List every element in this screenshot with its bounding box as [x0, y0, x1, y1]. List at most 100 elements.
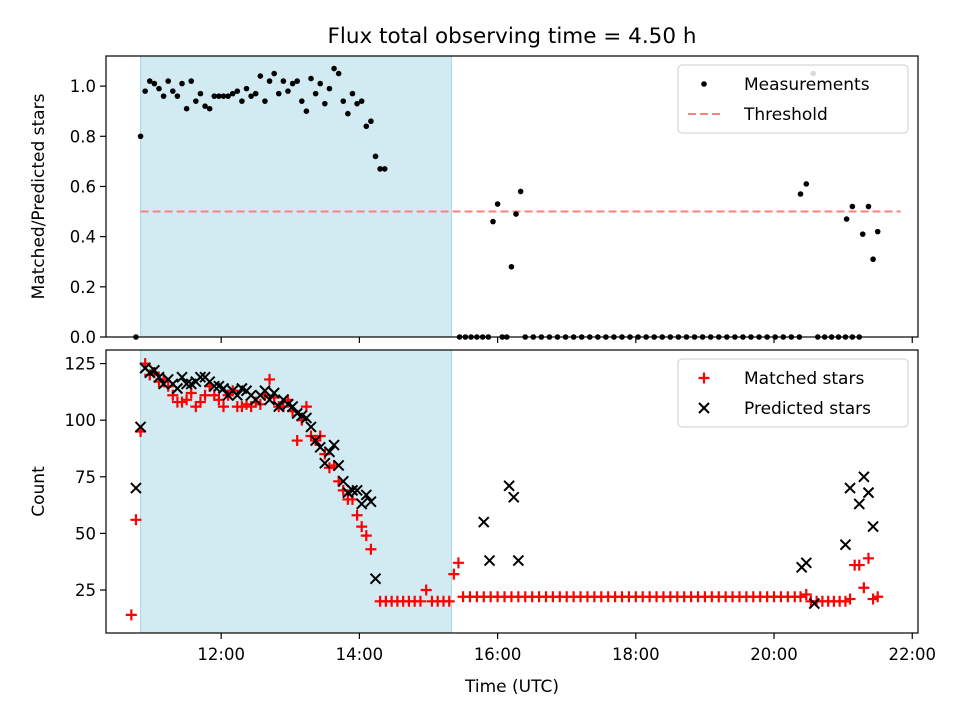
predicted-stars-point — [808, 597, 821, 610]
measurements-point — [381, 166, 388, 172]
y-tick-label: 0.6 — [70, 177, 96, 196]
measurements-point — [490, 218, 496, 225]
measurements-point — [322, 100, 328, 107]
measurements-point — [372, 153, 379, 160]
measurements-point — [266, 78, 273, 84]
measurements-point — [170, 88, 176, 94]
y-tick-label: 0.8 — [70, 127, 96, 146]
matched-stars-point — [365, 543, 377, 555]
matched-stars-point — [217, 401, 229, 413]
measurements-point — [494, 201, 501, 207]
legend-label: Matched stars — [744, 369, 864, 389]
plot-frame — [105, 55, 919, 338]
predicted-stars-point — [839, 538, 852, 551]
matched-stars-point — [167, 389, 179, 401]
predicted-stars-point — [862, 486, 875, 499]
measurements-point — [508, 263, 515, 270]
predicted-stars-point — [483, 554, 496, 567]
matched-stars-point — [452, 557, 464, 569]
measurements-point — [165, 78, 171, 84]
legend-label: Measurements — [744, 75, 870, 95]
predicted-stars-point — [300, 412, 313, 424]
predicted-stars-point — [259, 385, 271, 397]
predicted-stars-point — [508, 491, 520, 503]
measurements-point — [225, 93, 231, 99]
measurements-point — [234, 88, 241, 94]
y-tick-label: 1.0 — [70, 77, 96, 96]
measurements-point — [308, 75, 314, 82]
predicted-stars-point — [231, 389, 244, 401]
y-tick-label: 0.0 — [70, 328, 96, 347]
predicted-stars-point — [309, 434, 322, 447]
x-axis-label: Time (UTC) — [464, 677, 559, 697]
predicted-stars-point — [503, 480, 515, 492]
legend: Measurements Threshold — [677, 64, 909, 134]
matched-stars-point — [443, 595, 455, 607]
measurements-point — [257, 73, 264, 79]
measurements-point — [312, 90, 319, 97]
predicted-stars-point — [305, 421, 317, 433]
x-tick-label: 12:00 — [197, 645, 245, 664]
measurements-point — [345, 110, 351, 117]
y-tick-label: 100 — [65, 411, 97, 430]
measurements-point — [377, 166, 383, 172]
measurements-point — [248, 93, 254, 99]
predicted-stars-point — [867, 520, 879, 533]
measurements-point — [331, 65, 337, 72]
measurements-point — [294, 78, 300, 84]
measurements-point — [179, 80, 185, 87]
matched-stars-point — [853, 559, 865, 571]
measurements-point — [349, 90, 356, 97]
measurements-point — [363, 123, 370, 130]
predicted-stars-point — [208, 380, 220, 392]
matched-stars-point — [199, 389, 211, 401]
predicted-stars-point — [355, 498, 368, 510]
predicted-stars-point — [286, 400, 299, 413]
predicted-stars-point — [171, 382, 184, 395]
matched-stars-point — [194, 396, 206, 408]
y-tick-label: 125 — [65, 355, 97, 374]
predicted-stars-point — [273, 400, 285, 413]
measurements-point — [285, 88, 291, 94]
measurements-point — [303, 108, 310, 114]
predicted-stars-point — [314, 441, 326, 454]
measurements-point — [326, 85, 333, 92]
predicted-stars-point — [217, 382, 230, 395]
predicted-stars-point — [360, 489, 373, 501]
measurements-point — [517, 188, 524, 195]
predicted-stars-point — [512, 554, 525, 567]
observing-window-shade — [140, 55, 453, 338]
matched-stars-point — [800, 589, 812, 601]
measurements-point — [859, 231, 866, 237]
measurements-point — [340, 98, 347, 104]
measurements-point — [239, 98, 245, 104]
y-tick-label: 0.4 — [70, 228, 96, 247]
predicted-stars-point — [337, 475, 349, 488]
measurements-point — [874, 228, 881, 235]
predicted-stars-point — [319, 457, 331, 469]
legend: Matched stars Predicted stars — [677, 358, 909, 428]
plot-frame — [105, 349, 919, 634]
predicted-stars-point — [134, 421, 147, 433]
measurements-point — [275, 90, 282, 97]
measurements-point — [216, 93, 222, 99]
matched-stars-point — [448, 568, 460, 580]
legend-marker — [698, 402, 710, 414]
measurements-point — [188, 78, 195, 84]
measurements-point — [317, 80, 324, 87]
predicted-stars-point — [800, 557, 812, 569]
measurements-point — [803, 181, 810, 187]
predicted-stars-point — [351, 484, 363, 497]
predicted-stars-point — [180, 378, 193, 390]
measurements-point — [335, 70, 342, 77]
predicted-stars-point — [176, 371, 188, 383]
measurements-point — [137, 133, 144, 140]
matched-stars-point — [862, 552, 874, 564]
predicted-stars-point — [346, 484, 359, 497]
measurements-point — [358, 98, 365, 104]
measurements-point — [146, 78, 153, 84]
measurements-point — [513, 211, 519, 217]
matched-stars-point — [130, 514, 142, 526]
x-tick-label: 22:00 — [888, 645, 936, 664]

-*-*-

## SHORT TASK
Reproduce the rows above word for word, starting with the line that contains "predicted-stars-point — [808, 597, 821, 610]" and ending after the line that contains "matched-stars-point — [217, 401, 229, 413]".

## TASK ANSWER
predicted-stars-point — [808, 597, 821, 610]
measurements-point — [381, 166, 388, 172]
y-tick-label: 0.6 — [70, 177, 96, 196]
measurements-point — [490, 218, 496, 225]
measurements-point — [322, 100, 328, 107]
measurements-point — [372, 153, 379, 160]
measurements-point — [266, 78, 273, 84]
measurements-point — [170, 88, 176, 94]
y-tick-label: 0.8 — [70, 127, 96, 146]
matched-stars-point — [365, 543, 377, 555]
matched-stars-point — [217, 401, 229, 413]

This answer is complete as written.